## [TASK INSTRUCTIONS]
Copy each line below in which the string "Diagnostik" occurs.

## [RECORDED INFORMATION]
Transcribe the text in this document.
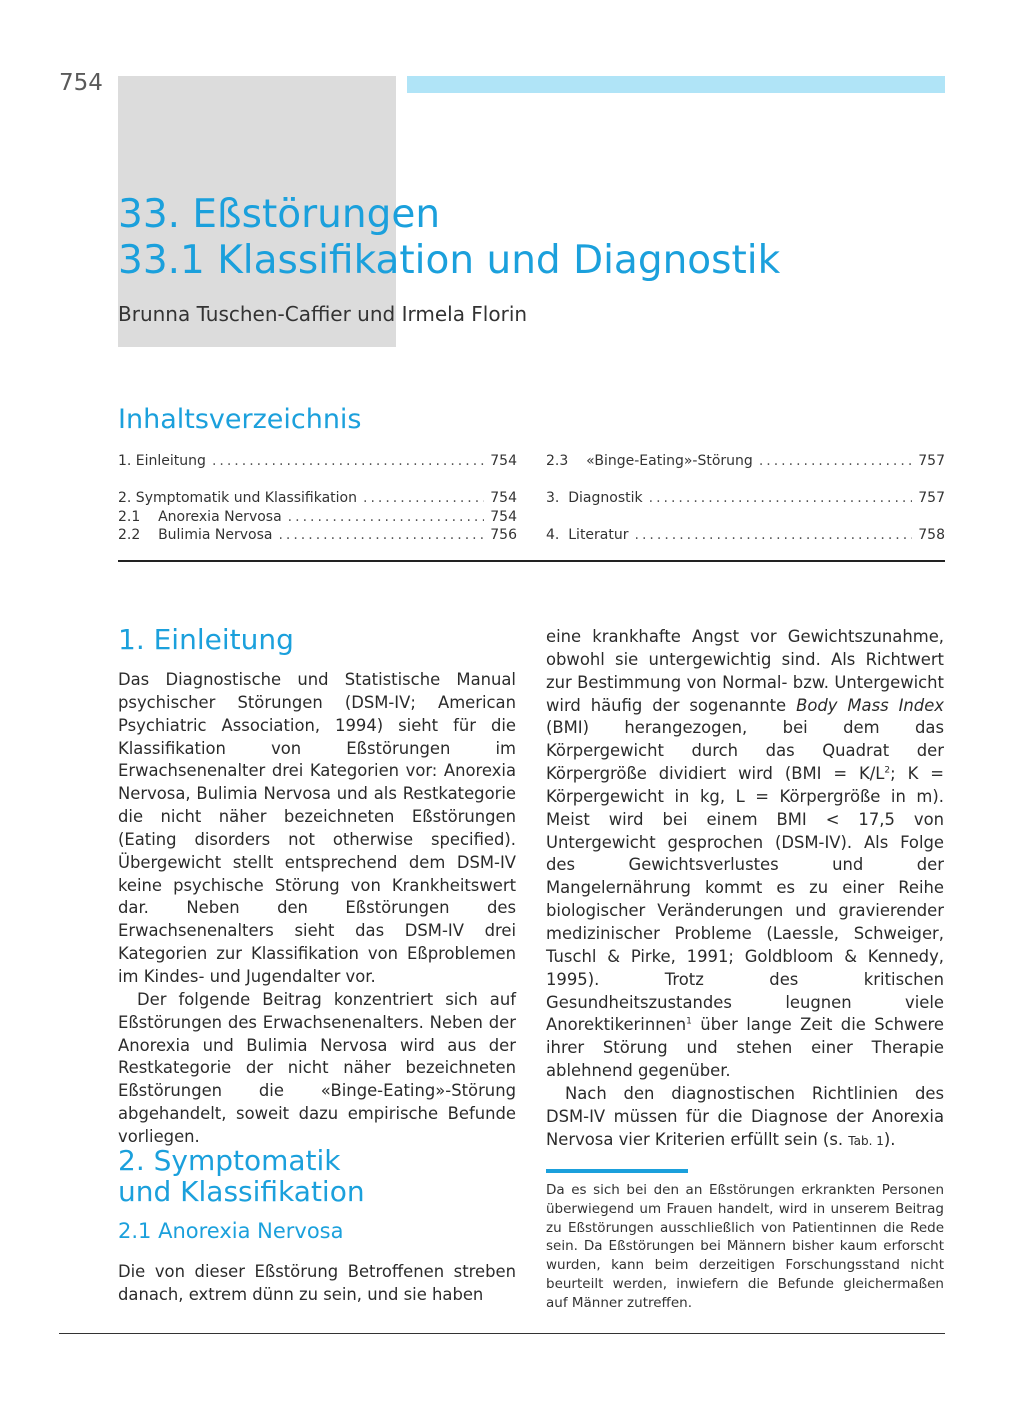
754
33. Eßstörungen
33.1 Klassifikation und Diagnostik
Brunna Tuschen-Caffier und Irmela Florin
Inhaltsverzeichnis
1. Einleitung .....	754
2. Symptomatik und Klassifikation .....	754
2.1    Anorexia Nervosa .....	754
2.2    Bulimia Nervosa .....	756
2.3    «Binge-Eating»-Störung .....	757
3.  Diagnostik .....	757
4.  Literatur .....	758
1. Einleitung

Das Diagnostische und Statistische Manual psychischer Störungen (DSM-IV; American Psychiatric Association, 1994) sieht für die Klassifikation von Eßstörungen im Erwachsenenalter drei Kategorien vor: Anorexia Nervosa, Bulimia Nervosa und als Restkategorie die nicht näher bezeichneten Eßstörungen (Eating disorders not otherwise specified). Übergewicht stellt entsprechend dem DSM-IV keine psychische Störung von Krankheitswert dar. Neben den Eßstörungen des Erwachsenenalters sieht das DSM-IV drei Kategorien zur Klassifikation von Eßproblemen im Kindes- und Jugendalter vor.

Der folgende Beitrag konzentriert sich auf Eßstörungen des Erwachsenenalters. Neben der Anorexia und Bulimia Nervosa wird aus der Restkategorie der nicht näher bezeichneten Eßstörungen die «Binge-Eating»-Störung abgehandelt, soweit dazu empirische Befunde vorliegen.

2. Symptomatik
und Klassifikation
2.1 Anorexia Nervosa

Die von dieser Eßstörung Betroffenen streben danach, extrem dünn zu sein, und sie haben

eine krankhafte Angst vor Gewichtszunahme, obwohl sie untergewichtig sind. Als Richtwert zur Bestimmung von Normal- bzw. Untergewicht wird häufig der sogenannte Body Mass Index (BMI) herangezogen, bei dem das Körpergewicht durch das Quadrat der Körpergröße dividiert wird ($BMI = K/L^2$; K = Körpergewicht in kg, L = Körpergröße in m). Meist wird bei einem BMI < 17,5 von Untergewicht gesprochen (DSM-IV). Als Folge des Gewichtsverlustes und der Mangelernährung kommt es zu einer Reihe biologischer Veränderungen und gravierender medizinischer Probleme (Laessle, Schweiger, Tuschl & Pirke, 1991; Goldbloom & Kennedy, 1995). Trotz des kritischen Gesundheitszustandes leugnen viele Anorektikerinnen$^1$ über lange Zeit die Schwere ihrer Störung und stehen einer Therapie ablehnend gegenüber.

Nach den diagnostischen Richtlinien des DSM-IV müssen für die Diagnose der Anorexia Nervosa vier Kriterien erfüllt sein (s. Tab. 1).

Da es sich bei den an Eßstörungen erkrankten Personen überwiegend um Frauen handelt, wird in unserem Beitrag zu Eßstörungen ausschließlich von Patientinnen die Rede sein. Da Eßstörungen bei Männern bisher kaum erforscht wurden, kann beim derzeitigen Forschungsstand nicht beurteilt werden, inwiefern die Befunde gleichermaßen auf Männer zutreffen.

## [IN RESPONSE]
33.1 Klassifikation und Diagnostik
3.  Diagnostik .....	757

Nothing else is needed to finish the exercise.